WHAT TO WORK ON: Can you print the data exactly and leave out each image?

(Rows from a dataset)
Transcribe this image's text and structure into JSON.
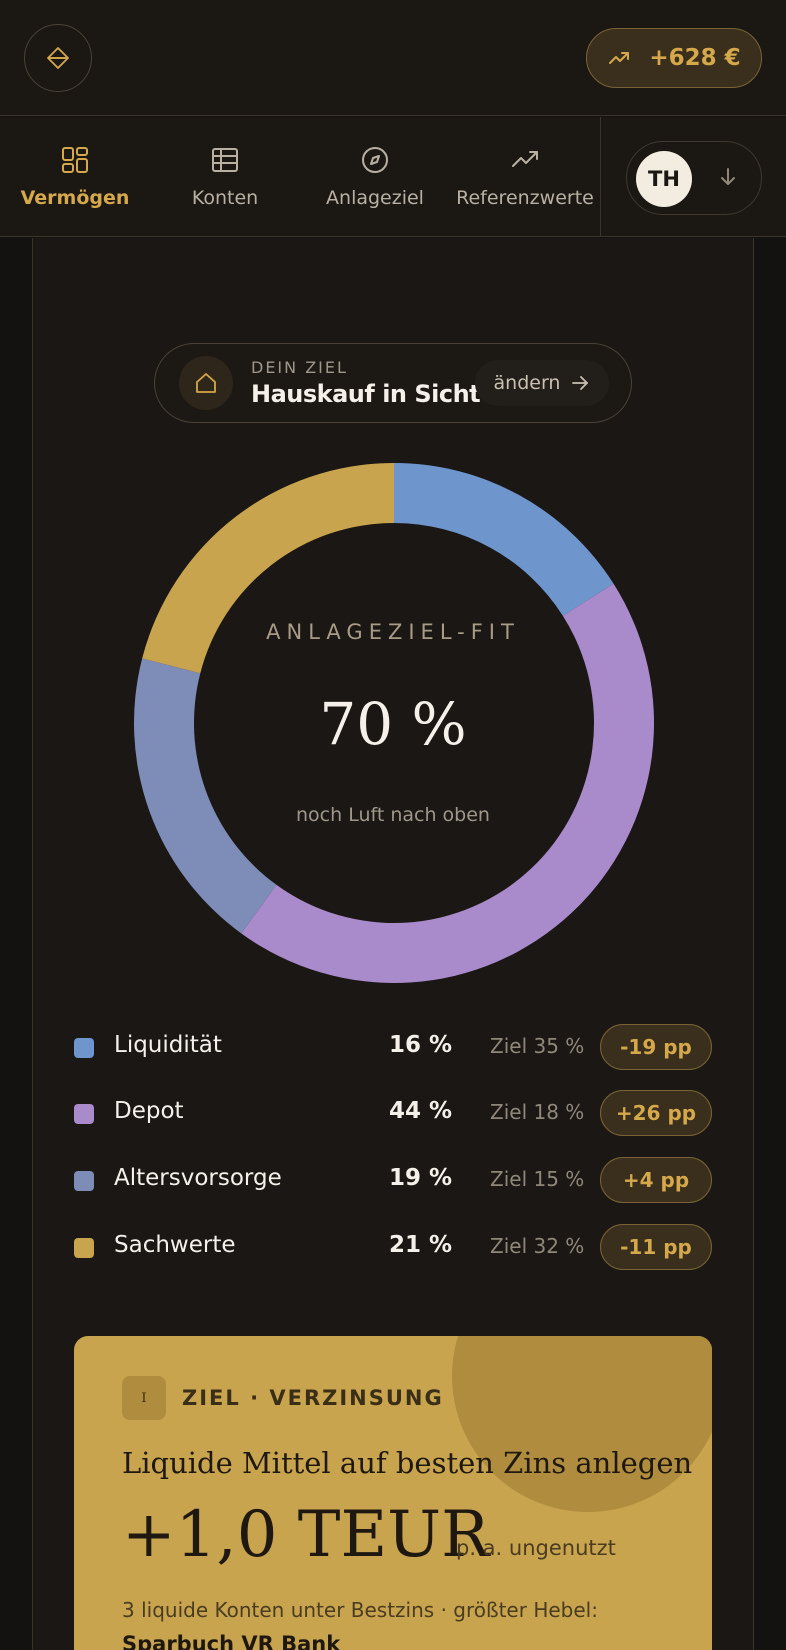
{
  "header": {
    "gain_value": "+628 €"
  },
  "nav": {
    "items": [
      {
        "label": "Vermögen",
        "icon": "grid-icon",
        "active": true
      },
      {
        "label": "Konten",
        "icon": "table-icon",
        "active": false
      },
      {
        "label": "Anlageziel",
        "icon": "compass-icon",
        "active": false
      },
      {
        "label": "Referenzwerte",
        "icon": "trending-up-icon",
        "active": false
      }
    ],
    "user_initials": "TH"
  },
  "goal": {
    "kicker": "DEIN ZIEL",
    "title": "Hauskauf in Sicht",
    "change_label": "ändern"
  },
  "donut": {
    "label": "ANLAGEZIEL-FIT",
    "value": "70 %",
    "subtitle": "noch Luft nach oben"
  },
  "chart_data": {
    "type": "pie",
    "categories": [
      "Liquidität",
      "Depot",
      "Altersvorsorge",
      "Sachwerte"
    ],
    "values": [
      16,
      44,
      19,
      21
    ],
    "colors": [
      "#6e95cc",
      "#a98acb",
      "#7e8cb8",
      "#c9a44e"
    ]
  },
  "allocation": [
    {
      "name": "Liquidität",
      "percent": "16 %",
      "target": "Ziel 35 %",
      "delta": "-19 pp",
      "color": "#6e95cc"
    },
    {
      "name": "Depot",
      "percent": "44 %",
      "target": "Ziel 18 %",
      "delta": "+26 pp",
      "color": "#a98acb"
    },
    {
      "name": "Altersvorsorge",
      "percent": "19 %",
      "target": "Ziel 15 %",
      "delta": "+4 pp",
      "color": "#7e8cb8"
    },
    {
      "name": "Sachwerte",
      "percent": "21 %",
      "target": "Ziel 32 %",
      "delta": "-11 pp",
      "color": "#c9a44e"
    }
  ],
  "card": {
    "badge": "I",
    "kicker": "ZIEL · VERZINSUNG",
    "headline": "Liquide Mittel auf besten Zins anlegen",
    "amount": "+1,0 TEUR",
    "unit": "p. a. ungenutzt",
    "description": "3 liquide Konten unter Bestzins · größter Hebel:",
    "account": "Sparbuch VR Bank"
  },
  "colors": {
    "accent": "#d5a84b",
    "background": "#141210",
    "card": "#c9a44e"
  }
}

OUTPUT BELOW:
Transcribe this image's text and structure into JSON.
{
  "header": {
    "gain_value": "+628 €"
  },
  "nav": {
    "items": [
      {
        "label": "Vermögen",
        "icon": "grid-icon",
        "active": true
      },
      {
        "label": "Konten",
        "icon": "table-icon",
        "active": false
      },
      {
        "label": "Anlageziel",
        "icon": "compass-icon",
        "active": false
      },
      {
        "label": "Referenzwerte",
        "icon": "trending-up-icon",
        "active": false
      }
    ],
    "user_initials": "TH"
  },
  "goal": {
    "kicker": "DEIN ZIEL",
    "title": "Hauskauf in Sicht",
    "change_label": "ändern"
  },
  "donut": {
    "label": "ANLAGEZIEL-FIT",
    "value": "70 %",
    "subtitle": "noch Luft nach oben"
  },
  "chart_data": {
    "type": "pie",
    "categories": [
      "Liquidität",
      "Depot",
      "Altersvorsorge",
      "Sachwerte"
    ],
    "values": [
      16,
      44,
      19,
      21
    ],
    "colors": [
      "#6e95cc",
      "#a98acb",
      "#7e8cb8",
      "#c9a44e"
    ]
  },
  "allocation": [
    {
      "name": "Liquidität",
      "percent": "16 %",
      "target": "Ziel 35 %",
      "delta": "-19 pp",
      "color": "#6e95cc"
    },
    {
      "name": "Depot",
      "percent": "44 %",
      "target": "Ziel 18 %",
      "delta": "+26 pp",
      "color": "#a98acb"
    },
    {
      "name": "Altersvorsorge",
      "percent": "19 %",
      "target": "Ziel 15 %",
      "delta": "+4 pp",
      "color": "#7e8cb8"
    },
    {
      "name": "Sachwerte",
      "percent": "21 %",
      "target": "Ziel 32 %",
      "delta": "-11 pp",
      "color": "#c9a44e"
    }
  ],
  "card": {
    "badge": "I",
    "kicker": "ZIEL · VERZINSUNG",
    "headline": "Liquide Mittel auf besten Zins anlegen",
    "amount": "+1,0 TEUR",
    "unit": "p. a. ungenutzt",
    "description": "3 liquide Konten unter Bestzins · größter Hebel:",
    "account": "Sparbuch VR Bank"
  },
  "colors": {
    "accent": "#d5a84b",
    "background": "#141210",
    "card": "#c9a44e"
  }
}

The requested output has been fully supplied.